JOB: Extract the line that contains "Convert this screenshot" and every line after it to the end of the records below, exactly as written and nothing else.

DATASET EXCERPTS:

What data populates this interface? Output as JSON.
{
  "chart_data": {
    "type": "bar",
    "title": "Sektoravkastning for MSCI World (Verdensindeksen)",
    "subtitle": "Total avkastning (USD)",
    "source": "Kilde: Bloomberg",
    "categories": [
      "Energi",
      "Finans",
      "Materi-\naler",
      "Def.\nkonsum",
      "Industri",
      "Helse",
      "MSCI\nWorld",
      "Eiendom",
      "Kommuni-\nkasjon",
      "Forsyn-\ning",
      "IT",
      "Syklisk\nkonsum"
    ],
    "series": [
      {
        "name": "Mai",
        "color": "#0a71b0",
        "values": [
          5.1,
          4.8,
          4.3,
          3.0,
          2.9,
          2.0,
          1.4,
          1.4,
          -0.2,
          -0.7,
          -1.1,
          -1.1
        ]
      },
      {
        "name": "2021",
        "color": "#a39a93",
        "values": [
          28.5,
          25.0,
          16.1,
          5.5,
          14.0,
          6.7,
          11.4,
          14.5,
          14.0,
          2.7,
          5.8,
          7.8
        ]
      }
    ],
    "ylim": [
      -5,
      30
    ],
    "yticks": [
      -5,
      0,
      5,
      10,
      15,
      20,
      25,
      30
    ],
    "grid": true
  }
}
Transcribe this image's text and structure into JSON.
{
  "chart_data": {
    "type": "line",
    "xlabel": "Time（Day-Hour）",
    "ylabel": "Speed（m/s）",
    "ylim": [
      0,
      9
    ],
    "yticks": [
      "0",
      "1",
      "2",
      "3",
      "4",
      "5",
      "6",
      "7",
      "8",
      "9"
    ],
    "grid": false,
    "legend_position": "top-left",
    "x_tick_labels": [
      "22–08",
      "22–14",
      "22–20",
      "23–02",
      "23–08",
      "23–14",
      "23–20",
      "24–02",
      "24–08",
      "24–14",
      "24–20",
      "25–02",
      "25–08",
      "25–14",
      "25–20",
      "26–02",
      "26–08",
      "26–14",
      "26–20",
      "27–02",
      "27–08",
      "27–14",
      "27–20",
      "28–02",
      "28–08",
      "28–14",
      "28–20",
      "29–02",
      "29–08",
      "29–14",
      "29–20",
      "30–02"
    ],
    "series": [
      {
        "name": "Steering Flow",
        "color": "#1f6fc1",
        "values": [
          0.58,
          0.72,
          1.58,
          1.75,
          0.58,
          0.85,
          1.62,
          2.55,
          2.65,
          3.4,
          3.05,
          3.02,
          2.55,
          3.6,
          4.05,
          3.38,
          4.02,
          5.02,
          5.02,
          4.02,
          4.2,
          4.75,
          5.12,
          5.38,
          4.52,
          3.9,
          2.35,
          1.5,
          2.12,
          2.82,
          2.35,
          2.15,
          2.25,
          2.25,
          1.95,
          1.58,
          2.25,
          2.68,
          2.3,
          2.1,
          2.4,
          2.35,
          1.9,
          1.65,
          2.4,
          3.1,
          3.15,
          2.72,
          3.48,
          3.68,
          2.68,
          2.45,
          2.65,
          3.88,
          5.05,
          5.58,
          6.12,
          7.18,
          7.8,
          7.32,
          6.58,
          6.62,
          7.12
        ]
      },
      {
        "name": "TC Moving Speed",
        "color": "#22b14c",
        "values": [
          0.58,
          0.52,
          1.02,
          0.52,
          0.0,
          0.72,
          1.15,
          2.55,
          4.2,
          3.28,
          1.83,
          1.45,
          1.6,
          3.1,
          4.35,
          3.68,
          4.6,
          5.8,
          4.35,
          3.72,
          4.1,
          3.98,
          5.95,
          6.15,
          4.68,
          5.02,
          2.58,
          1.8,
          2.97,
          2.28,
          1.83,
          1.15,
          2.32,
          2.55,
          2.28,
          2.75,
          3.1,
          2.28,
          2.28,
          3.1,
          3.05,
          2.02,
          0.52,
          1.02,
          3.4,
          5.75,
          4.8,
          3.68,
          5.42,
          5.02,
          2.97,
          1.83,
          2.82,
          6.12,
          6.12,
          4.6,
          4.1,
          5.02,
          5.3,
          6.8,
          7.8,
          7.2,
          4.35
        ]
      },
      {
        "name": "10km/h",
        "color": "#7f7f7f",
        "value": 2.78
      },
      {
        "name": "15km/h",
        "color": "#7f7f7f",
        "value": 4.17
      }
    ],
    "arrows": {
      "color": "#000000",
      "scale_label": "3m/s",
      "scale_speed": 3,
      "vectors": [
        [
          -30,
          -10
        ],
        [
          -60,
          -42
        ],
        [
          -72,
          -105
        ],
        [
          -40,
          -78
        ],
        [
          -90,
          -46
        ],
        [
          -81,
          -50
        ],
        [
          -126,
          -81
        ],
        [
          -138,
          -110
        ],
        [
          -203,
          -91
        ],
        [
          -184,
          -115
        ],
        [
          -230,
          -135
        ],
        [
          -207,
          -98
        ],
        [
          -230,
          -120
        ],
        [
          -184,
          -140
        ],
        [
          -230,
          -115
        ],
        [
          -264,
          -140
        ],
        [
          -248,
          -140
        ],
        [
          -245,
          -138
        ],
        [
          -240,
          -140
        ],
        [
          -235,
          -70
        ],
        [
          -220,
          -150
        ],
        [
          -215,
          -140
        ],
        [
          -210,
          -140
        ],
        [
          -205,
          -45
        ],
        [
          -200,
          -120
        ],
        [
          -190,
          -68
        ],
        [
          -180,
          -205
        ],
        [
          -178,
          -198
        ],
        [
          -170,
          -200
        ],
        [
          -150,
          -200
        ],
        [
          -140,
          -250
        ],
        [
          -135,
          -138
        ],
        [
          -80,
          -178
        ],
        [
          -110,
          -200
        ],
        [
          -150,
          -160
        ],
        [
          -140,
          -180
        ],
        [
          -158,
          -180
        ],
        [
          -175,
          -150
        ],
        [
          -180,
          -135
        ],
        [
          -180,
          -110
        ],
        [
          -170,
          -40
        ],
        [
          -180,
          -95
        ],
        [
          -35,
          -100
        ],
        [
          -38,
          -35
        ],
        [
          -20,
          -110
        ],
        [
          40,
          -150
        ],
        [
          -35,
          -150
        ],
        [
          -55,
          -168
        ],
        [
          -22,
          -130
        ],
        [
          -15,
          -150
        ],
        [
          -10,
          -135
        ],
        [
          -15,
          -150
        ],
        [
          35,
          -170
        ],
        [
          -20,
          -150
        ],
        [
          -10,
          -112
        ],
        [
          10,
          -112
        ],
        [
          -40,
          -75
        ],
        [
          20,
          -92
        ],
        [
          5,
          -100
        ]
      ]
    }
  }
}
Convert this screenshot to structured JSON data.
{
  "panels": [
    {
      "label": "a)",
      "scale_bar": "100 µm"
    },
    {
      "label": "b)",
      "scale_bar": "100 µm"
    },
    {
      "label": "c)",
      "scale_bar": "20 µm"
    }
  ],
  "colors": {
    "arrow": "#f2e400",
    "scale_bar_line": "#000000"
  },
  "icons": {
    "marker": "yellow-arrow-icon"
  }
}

REPLY:
Convert this screenshot to structured JSON data.
{
  "panels": [
    {
      "label": "a)",
      "scale_bar": "100 µm"
    },
    {
      "label": "b)",
      "scale_bar": "100 µm"
    },
    {
      "label": "c)",
      "scale_bar": "20 µm"
    }
  ],
  "colors": {
    "arrow": "#f2e400",
    "scale_bar_line": "#000000"
  },
  "icons": {
    "marker": "yellow-arrow-icon"
  }
}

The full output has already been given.